— Start of Data rows —
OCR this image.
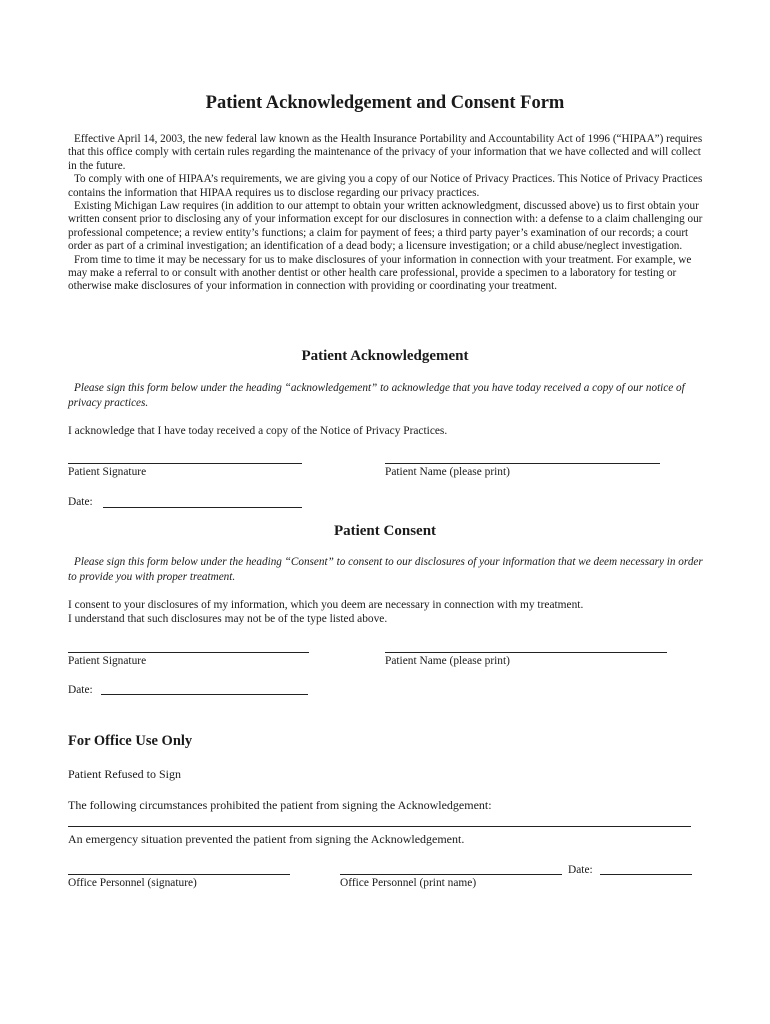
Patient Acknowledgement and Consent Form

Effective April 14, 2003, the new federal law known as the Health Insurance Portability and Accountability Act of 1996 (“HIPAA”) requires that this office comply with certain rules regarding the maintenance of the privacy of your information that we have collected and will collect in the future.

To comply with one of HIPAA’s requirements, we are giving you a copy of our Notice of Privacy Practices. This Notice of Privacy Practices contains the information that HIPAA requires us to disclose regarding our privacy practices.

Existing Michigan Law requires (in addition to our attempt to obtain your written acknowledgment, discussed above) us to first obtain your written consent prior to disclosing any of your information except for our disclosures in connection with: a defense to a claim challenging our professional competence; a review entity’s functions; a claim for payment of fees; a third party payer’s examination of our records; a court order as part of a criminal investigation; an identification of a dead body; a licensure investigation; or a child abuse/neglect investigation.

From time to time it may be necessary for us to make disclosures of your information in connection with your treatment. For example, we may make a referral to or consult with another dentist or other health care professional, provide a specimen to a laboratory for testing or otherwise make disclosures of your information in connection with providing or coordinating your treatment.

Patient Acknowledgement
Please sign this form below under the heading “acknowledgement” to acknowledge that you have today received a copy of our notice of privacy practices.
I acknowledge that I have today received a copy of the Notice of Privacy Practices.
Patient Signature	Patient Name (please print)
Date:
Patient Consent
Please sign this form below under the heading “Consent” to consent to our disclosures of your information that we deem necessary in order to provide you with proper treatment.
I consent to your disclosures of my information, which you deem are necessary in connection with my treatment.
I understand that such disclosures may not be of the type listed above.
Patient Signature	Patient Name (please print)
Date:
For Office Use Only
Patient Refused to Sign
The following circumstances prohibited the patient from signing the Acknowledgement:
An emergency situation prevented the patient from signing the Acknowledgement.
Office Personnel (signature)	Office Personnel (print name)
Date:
— End of Data rows —
Stated exercise
Transcribe all of the records above character for character. Exclude the pictures.

Task result
OCR this image.
Patient Acknowledgement and Consent Form

Effective April 14, 2003, the new federal law known as the Health Insurance Portability and Accountability Act of 1996 (“HIPAA”) requires that this office comply with certain rules regarding the maintenance of the privacy of your information that we have collected and will collect in the future.

To comply with one of HIPAA’s requirements, we are giving you a copy of our Notice of Privacy Practices. This Notice of Privacy Practices contains the information that HIPAA requires us to disclose regarding our privacy practices.

Existing Michigan Law requires (in addition to our attempt to obtain your written acknowledgment, discussed above) us to first obtain your written consent prior to disclosing any of your information except for our disclosures in connection with: a defense to a claim challenging our professional competence; a review entity’s functions; a claim for payment of fees; a third party payer’s examination of our records; a court order as part of a criminal investigation; an identification of a dead body; a licensure investigation; or a child abuse/neglect investigation.

From time to time it may be necessary for us to make disclosures of your information in connection with your treatment. For example, we may make a referral to or consult with another dentist or other health care professional, provide a specimen to a laboratory for testing or otherwise make disclosures of your information in connection with providing or coordinating your treatment.

Patient Acknowledgement
Please sign this form below under the heading “acknowledgement” to acknowledge that you have today received a copy of our notice of privacy practices.
I acknowledge that I have today received a copy of the Notice of Privacy Practices.
Patient Signature	Patient Name (please print)
Date:
Patient Consent
Please sign this form below under the heading “Consent” to consent to our disclosures of your information that we deem necessary in order to provide you with proper treatment.
I consent to your disclosures of my information, which you deem are necessary in connection with my treatment.
I understand that such disclosures may not be of the type listed above.
Patient Signature	Patient Name (please print)
Date:
For Office Use Only
Patient Refused to Sign
The following circumstances prohibited the patient from signing the Acknowledgement:
An emergency situation prevented the patient from signing the Acknowledgement.
Office Personnel (signature)	Office Personnel (print name)
Date:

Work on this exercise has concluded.